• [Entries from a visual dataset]

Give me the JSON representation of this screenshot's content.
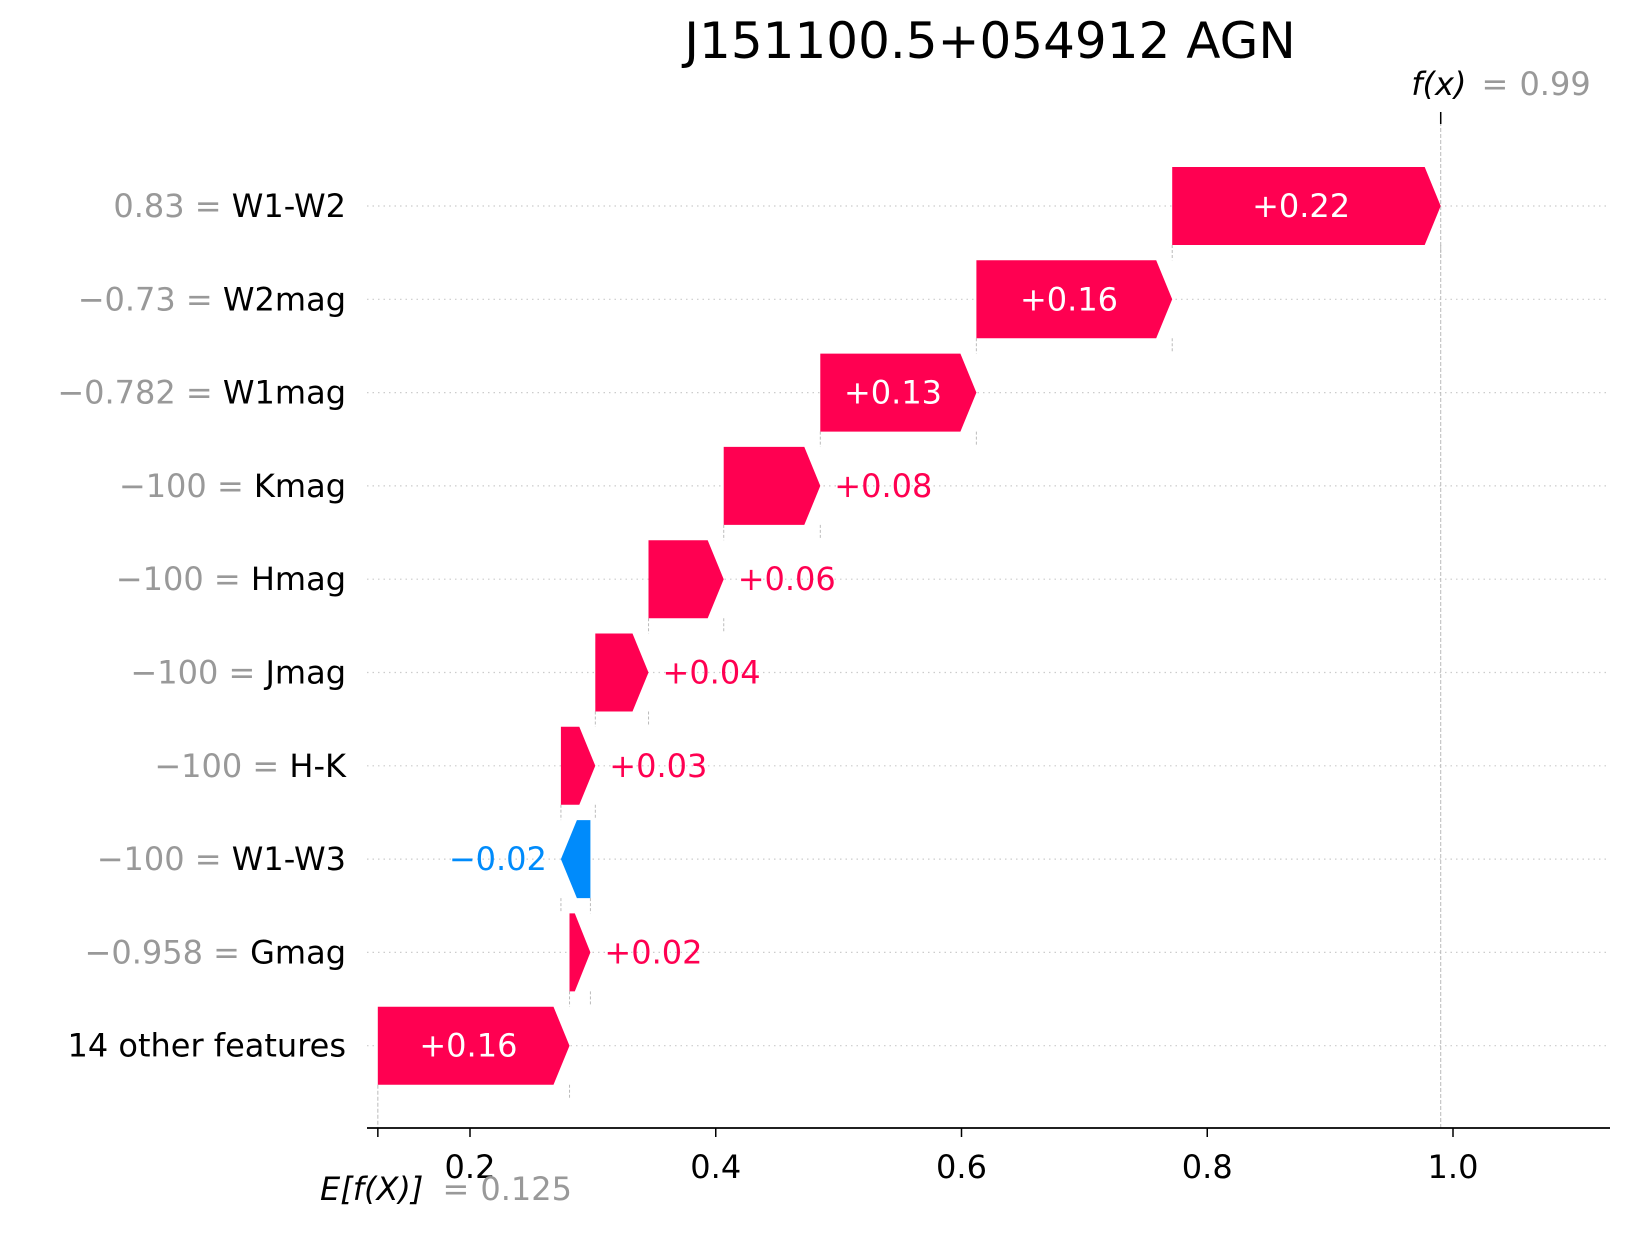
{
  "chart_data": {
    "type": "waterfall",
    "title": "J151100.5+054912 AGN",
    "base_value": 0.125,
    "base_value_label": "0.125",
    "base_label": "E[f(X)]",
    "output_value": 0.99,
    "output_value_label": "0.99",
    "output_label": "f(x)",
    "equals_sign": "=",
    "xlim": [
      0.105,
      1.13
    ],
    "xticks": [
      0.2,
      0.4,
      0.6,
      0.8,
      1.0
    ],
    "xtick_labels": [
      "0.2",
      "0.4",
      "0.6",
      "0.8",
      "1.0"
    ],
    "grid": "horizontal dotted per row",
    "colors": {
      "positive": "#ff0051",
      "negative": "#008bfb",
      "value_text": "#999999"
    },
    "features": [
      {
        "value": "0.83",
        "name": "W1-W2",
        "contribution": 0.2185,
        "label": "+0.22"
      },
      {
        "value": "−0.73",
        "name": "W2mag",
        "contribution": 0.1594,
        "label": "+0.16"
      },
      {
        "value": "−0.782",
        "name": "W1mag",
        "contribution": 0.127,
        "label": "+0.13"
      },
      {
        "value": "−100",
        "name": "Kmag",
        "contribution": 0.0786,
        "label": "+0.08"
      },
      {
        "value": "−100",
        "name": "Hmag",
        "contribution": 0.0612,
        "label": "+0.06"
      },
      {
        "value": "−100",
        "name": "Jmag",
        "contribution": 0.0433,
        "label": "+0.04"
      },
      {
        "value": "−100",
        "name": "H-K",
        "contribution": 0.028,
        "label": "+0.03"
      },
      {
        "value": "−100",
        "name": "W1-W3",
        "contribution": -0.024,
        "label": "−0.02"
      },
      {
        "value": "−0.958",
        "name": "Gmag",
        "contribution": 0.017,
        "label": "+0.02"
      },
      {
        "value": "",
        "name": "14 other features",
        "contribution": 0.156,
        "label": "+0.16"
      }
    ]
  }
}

* * *

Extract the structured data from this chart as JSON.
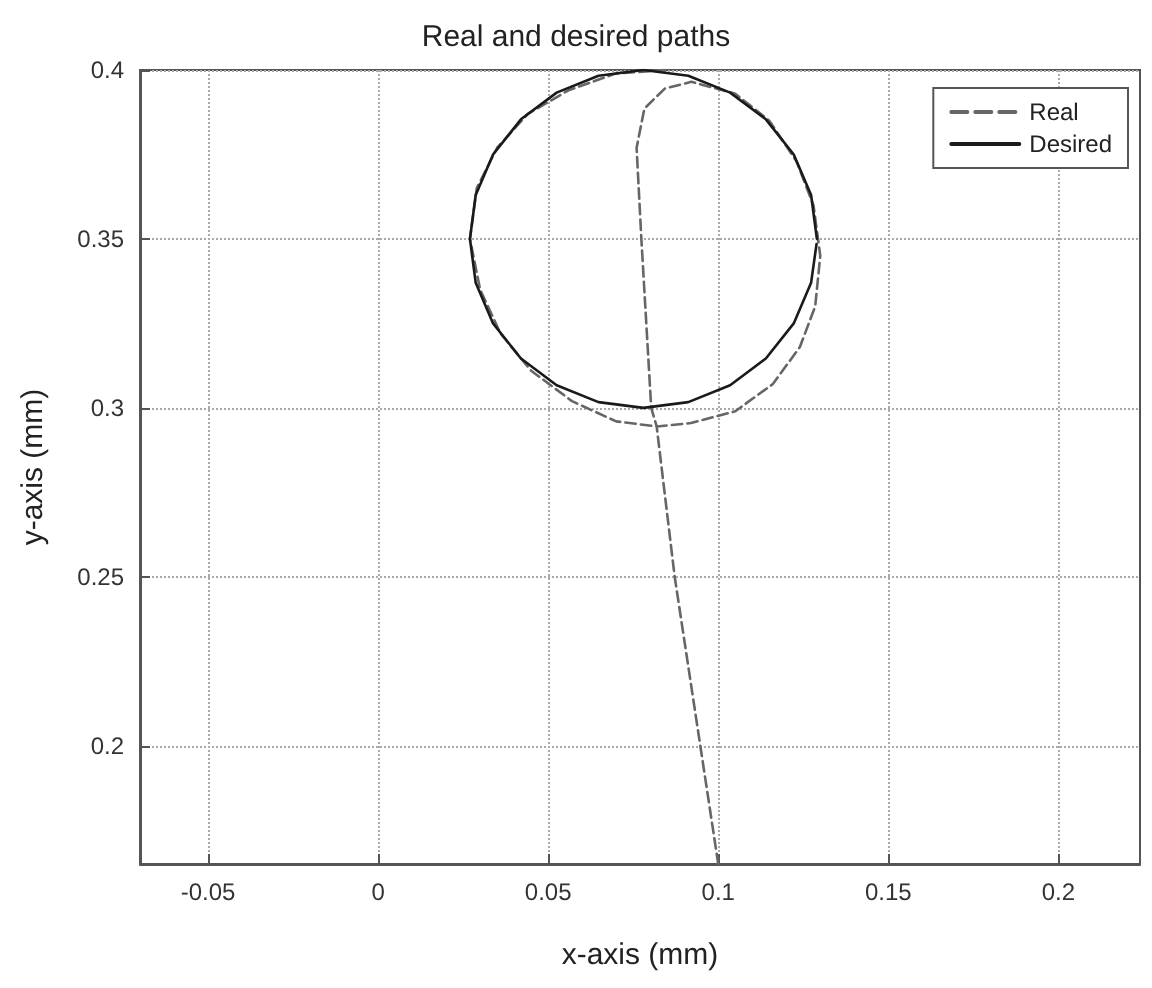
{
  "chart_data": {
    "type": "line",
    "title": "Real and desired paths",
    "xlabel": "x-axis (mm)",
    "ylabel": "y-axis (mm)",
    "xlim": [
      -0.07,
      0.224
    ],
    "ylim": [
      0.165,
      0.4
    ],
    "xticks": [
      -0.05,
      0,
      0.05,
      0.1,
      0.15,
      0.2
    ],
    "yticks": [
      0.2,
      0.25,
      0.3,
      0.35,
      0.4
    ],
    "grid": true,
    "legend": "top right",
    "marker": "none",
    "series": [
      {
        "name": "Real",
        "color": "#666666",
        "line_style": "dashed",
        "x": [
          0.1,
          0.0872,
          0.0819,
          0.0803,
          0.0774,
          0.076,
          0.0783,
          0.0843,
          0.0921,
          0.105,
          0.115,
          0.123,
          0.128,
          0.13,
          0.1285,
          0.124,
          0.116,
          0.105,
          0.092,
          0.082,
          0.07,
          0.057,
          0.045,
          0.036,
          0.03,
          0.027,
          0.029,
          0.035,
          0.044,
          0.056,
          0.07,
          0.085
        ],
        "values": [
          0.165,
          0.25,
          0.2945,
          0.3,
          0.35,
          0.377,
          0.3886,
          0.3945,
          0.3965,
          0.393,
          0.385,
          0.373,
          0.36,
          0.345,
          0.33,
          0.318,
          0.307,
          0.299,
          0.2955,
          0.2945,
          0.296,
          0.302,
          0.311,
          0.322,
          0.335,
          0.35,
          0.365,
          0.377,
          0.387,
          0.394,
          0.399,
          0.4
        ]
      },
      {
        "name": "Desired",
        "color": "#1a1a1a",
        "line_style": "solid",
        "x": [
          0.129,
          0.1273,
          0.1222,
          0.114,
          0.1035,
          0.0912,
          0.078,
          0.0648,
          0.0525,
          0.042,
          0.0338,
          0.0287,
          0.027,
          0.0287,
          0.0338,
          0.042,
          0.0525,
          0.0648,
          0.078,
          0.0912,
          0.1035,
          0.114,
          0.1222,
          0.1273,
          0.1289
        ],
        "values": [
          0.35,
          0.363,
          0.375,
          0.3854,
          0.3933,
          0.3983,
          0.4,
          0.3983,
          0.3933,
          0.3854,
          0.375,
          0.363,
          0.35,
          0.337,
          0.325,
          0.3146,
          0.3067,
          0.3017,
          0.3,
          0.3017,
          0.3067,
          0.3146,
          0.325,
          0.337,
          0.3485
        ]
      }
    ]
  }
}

• [STATED GOAL] Search the entries for "grid" and copy out each line that has it.

• [RESPONSE FOR THIS EXERCISE]
    "grid": "horizontal dotted per row",
    "grid": true,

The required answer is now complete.